• GOAL OF THE EXERCISE:
Copy every line of the entries that includes the word "community".

━━━ RAW DATA ━━━

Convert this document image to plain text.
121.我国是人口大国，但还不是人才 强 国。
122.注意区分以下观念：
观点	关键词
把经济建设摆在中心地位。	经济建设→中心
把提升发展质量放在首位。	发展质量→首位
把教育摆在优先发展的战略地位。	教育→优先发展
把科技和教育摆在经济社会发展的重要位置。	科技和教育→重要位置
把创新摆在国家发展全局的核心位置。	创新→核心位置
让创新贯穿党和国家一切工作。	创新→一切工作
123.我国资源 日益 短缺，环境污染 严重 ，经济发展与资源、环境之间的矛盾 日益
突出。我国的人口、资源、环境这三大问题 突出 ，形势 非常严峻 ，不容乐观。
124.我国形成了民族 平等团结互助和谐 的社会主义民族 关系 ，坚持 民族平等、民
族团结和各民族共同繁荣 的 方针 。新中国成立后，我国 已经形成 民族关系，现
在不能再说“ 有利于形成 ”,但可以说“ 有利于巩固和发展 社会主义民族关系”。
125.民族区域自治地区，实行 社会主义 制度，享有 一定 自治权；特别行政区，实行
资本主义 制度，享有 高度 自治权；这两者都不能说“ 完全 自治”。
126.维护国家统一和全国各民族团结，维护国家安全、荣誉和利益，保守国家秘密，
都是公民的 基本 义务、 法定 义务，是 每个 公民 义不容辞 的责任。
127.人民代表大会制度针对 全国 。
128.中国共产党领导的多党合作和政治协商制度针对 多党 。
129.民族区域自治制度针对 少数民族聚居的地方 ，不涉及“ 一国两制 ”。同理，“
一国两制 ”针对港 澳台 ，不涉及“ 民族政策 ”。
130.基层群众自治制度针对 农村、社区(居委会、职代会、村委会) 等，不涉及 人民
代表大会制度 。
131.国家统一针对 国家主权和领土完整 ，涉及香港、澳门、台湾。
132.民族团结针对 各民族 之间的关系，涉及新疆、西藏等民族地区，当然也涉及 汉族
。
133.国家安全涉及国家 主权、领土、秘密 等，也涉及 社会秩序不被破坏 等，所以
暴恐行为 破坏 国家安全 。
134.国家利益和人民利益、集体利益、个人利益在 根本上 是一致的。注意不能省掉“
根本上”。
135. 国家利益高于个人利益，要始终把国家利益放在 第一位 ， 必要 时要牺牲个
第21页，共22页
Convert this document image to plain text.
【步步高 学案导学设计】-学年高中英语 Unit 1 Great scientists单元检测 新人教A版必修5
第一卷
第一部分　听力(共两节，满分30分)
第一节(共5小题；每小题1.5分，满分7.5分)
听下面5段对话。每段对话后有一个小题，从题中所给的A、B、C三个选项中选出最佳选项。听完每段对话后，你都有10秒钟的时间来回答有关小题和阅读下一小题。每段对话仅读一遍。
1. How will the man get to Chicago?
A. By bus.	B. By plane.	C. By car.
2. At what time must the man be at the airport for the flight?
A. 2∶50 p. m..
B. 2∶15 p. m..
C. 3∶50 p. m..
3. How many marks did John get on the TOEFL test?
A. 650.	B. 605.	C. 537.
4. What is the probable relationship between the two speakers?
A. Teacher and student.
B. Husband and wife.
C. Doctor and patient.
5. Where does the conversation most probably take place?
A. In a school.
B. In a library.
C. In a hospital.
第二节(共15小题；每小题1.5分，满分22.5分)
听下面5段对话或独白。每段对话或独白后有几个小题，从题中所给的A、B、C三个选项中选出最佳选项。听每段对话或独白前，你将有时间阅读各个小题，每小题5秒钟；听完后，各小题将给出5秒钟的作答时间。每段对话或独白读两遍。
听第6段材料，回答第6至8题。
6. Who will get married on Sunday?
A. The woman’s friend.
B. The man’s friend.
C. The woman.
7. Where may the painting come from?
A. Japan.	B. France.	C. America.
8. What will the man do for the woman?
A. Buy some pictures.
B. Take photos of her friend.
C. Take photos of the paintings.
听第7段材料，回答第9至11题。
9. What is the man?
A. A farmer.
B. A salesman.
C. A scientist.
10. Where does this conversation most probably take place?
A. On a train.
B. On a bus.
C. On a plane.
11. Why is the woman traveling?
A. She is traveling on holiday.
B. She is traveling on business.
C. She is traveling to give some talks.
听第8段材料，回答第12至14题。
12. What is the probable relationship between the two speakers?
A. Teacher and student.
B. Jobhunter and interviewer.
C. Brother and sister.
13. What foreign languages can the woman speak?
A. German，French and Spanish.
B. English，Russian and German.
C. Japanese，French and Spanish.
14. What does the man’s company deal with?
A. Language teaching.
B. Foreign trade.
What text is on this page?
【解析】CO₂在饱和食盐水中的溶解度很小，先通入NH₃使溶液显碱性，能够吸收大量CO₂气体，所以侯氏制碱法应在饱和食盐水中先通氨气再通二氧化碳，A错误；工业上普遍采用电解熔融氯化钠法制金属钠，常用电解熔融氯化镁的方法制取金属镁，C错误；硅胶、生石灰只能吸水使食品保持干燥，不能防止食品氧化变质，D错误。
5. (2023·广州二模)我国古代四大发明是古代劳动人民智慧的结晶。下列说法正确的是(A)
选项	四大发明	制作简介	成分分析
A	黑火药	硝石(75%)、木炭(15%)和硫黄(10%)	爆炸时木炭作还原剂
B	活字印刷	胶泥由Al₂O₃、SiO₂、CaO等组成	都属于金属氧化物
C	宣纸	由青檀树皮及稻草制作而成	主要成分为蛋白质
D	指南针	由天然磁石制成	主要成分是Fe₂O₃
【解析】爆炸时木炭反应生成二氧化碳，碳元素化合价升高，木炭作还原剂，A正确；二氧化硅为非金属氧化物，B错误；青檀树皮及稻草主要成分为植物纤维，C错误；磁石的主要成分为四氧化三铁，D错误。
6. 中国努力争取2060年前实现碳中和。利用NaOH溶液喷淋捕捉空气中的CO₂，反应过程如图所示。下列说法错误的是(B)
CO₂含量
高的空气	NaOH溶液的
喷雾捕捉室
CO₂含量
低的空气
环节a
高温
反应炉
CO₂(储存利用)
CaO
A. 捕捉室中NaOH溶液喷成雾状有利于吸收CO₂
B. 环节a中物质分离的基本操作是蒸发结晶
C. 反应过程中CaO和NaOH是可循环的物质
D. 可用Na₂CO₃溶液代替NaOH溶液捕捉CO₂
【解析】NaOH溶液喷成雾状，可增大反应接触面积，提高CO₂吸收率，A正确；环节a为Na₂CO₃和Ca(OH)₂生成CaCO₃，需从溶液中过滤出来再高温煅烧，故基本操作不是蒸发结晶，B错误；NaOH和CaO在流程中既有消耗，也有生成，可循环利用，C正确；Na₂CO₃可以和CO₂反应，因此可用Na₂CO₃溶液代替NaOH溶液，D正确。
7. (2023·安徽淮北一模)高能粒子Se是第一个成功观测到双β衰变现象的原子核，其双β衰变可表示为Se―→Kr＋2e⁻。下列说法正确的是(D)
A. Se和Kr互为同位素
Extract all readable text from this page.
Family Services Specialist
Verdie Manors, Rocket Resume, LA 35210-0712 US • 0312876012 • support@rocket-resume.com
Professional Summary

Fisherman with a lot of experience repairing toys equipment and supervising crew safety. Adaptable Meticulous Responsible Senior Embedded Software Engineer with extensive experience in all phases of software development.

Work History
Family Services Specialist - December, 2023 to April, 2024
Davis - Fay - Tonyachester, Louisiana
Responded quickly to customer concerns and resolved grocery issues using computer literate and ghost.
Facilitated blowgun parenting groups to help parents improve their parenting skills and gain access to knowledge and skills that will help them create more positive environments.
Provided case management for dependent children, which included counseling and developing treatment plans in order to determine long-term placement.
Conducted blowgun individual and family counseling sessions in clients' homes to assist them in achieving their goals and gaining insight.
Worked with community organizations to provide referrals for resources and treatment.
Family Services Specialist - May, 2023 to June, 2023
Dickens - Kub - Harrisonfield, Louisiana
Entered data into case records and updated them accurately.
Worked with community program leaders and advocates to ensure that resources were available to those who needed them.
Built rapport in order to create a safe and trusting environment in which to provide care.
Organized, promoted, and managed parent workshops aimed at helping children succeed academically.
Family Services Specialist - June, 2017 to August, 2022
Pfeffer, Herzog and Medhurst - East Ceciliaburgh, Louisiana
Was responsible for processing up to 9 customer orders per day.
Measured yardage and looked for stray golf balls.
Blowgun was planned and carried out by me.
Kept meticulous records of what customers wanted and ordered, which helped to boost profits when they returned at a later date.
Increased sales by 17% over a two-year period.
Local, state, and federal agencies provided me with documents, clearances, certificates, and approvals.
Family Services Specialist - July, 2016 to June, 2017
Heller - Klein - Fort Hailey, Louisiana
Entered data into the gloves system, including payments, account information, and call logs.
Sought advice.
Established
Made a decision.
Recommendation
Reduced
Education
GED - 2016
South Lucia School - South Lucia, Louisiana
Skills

━━━

• SOLUTION TO THIS EXERCISE:
Worked with community organizations to provide referrals for resources and treatment.
Worked with community program leaders and advocates to ensure that resources were available to those who needed them.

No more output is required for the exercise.